**Directions for this task**
Copy the records below exactly, omitting any pictures they contain.

**Items**
——

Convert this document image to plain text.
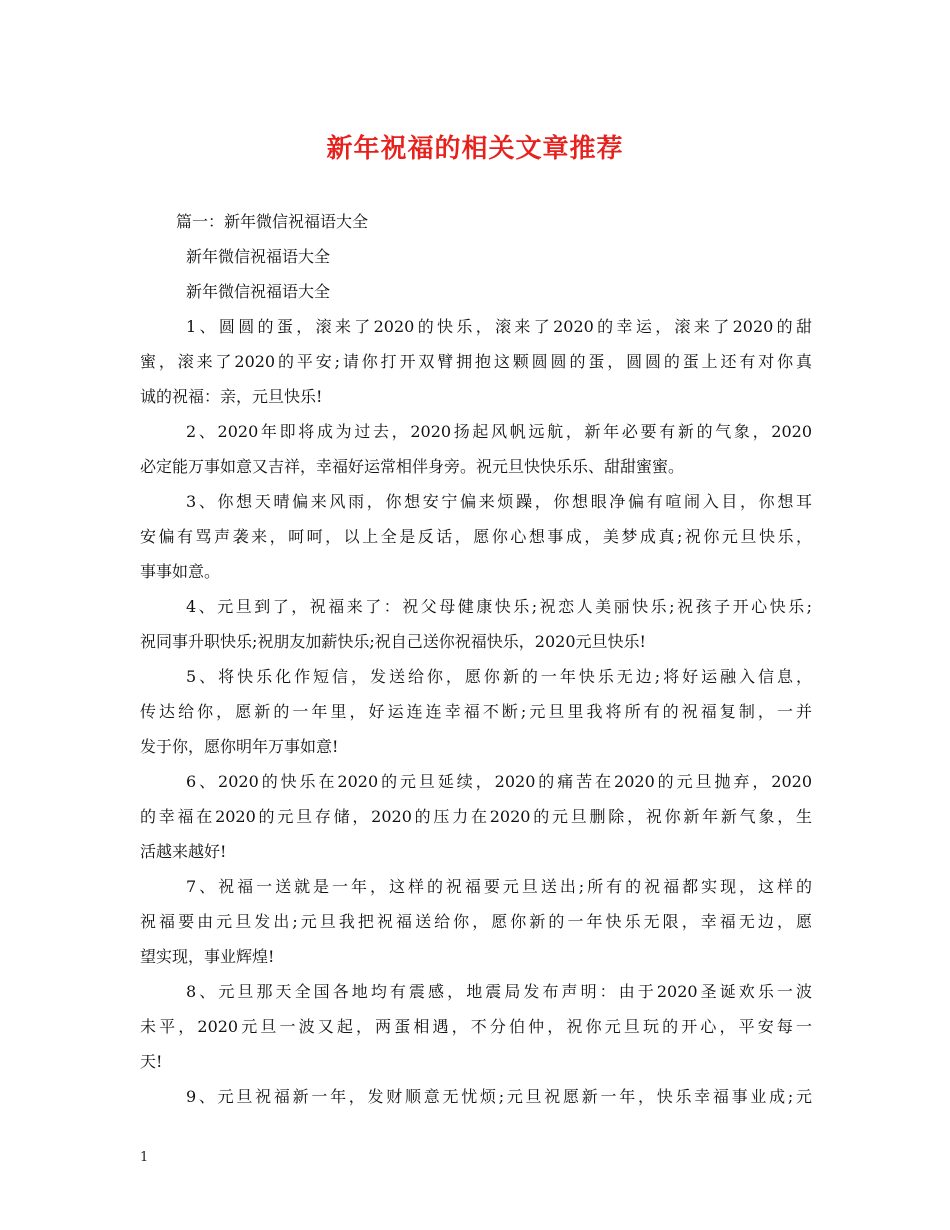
新年祝福的相关文章推荐
篇一：新年微信祝福语大全
新年微信祝福语大全
新年微信祝福语大全
1、圆圆的蛋，滚来了2020的快乐，滚来了2020的幸运，滚来了2020的甜
蜜，滚来了2020的平安;请你打开双臂拥抱这颗圆圆的蛋，圆圆的蛋上还有对你真
诚的祝福：亲，元旦快乐!
2、2020年即将成为过去，2020扬起风帆远航，新年必要有新的气象，2020
必定能万事如意又吉祥，幸福好运常相伴身旁。祝元旦快快乐乐、甜甜蜜蜜。
3、你想天晴偏来风雨，你想安宁偏来烦躁，你想眼净偏有喧闹入目，你想耳
安偏有骂声袭来，呵呵，以上全是反话，愿你心想事成，美梦成真;祝你元旦快乐，
事事如意。
4、元旦到了，祝福来了：祝父母健康快乐;祝恋人美丽快乐;祝孩子开心快乐;
祝同事升职快乐;祝朋友加薪快乐;祝自己送你祝福快乐，2020元旦快乐!
5、将快乐化作短信，发送给你，愿你新的一年快乐无边;将好运融入信息，
传达给你，愿新的一年里，好运连连幸福不断;元旦里我将所有的祝福复制，一并
发于你，愿你明年万事如意!
6、2020的快乐在2020的元旦延续，2020的痛苦在2020的元旦抛弃，2020
的幸福在2020的元旦存储，2020的压力在2020的元旦删除，祝你新年新气象，生
活越来越好!
7、祝福一送就是一年，这样的祝福要元旦送出;所有的祝福都实现，这样的
祝福要由元旦发出;元旦我把祝福送给你，愿你新的一年快乐无限，幸福无边，愿
望实现，事业辉煌!
8、元旦那天全国各地均有震感，地震局发布声明：由于2020圣诞欢乐一波
未平，2020元旦一波又起，两蛋相遇，不分伯仲，祝你元旦玩的开心，平安每一
天!
9、元旦祝福新一年，发财顺意无忧烦;元旦祝愿新一年，快乐幸福事业成;元
1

——

**Result**
Convert this document image to plain text.
新年祝福的相关文章推荐
篇一：新年微信祝福语大全
新年微信祝福语大全
新年微信祝福语大全
1、圆圆的蛋，滚来了2020的快乐，滚来了2020的幸运，滚来了2020的甜
蜜，滚来了2020的平安;请你打开双臂拥抱这颗圆圆的蛋，圆圆的蛋上还有对你真
诚的祝福：亲，元旦快乐!
2、2020年即将成为过去，2020扬起风帆远航，新年必要有新的气象，2020
必定能万事如意又吉祥，幸福好运常相伴身旁。祝元旦快快乐乐、甜甜蜜蜜。
3、你想天晴偏来风雨，你想安宁偏来烦躁，你想眼净偏有喧闹入目，你想耳
安偏有骂声袭来，呵呵，以上全是反话，愿你心想事成，美梦成真;祝你元旦快乐，
事事如意。
4、元旦到了，祝福来了：祝父母健康快乐;祝恋人美丽快乐;祝孩子开心快乐;
祝同事升职快乐;祝朋友加薪快乐;祝自己送你祝福快乐，2020元旦快乐!
5、将快乐化作短信，发送给你，愿你新的一年快乐无边;将好运融入信息，
传达给你，愿新的一年里，好运连连幸福不断;元旦里我将所有的祝福复制，一并
发于你，愿你明年万事如意!
6、2020的快乐在2020的元旦延续，2020的痛苦在2020的元旦抛弃，2020
的幸福在2020的元旦存储，2020的压力在2020的元旦删除，祝你新年新气象，生
活越来越好!
7、祝福一送就是一年，这样的祝福要元旦送出;所有的祝福都实现，这样的
祝福要由元旦发出;元旦我把祝福送给你，愿你新的一年快乐无限，幸福无边，愿
望实现，事业辉煌!
8、元旦那天全国各地均有震感，地震局发布声明：由于2020圣诞欢乐一波
未平，2020元旦一波又起，两蛋相遇，不分伯仲，祝你元旦玩的开心，平安每一
天!
9、元旦祝福新一年，发财顺意无忧烦;元旦祝愿新一年，快乐幸福事业成;元
1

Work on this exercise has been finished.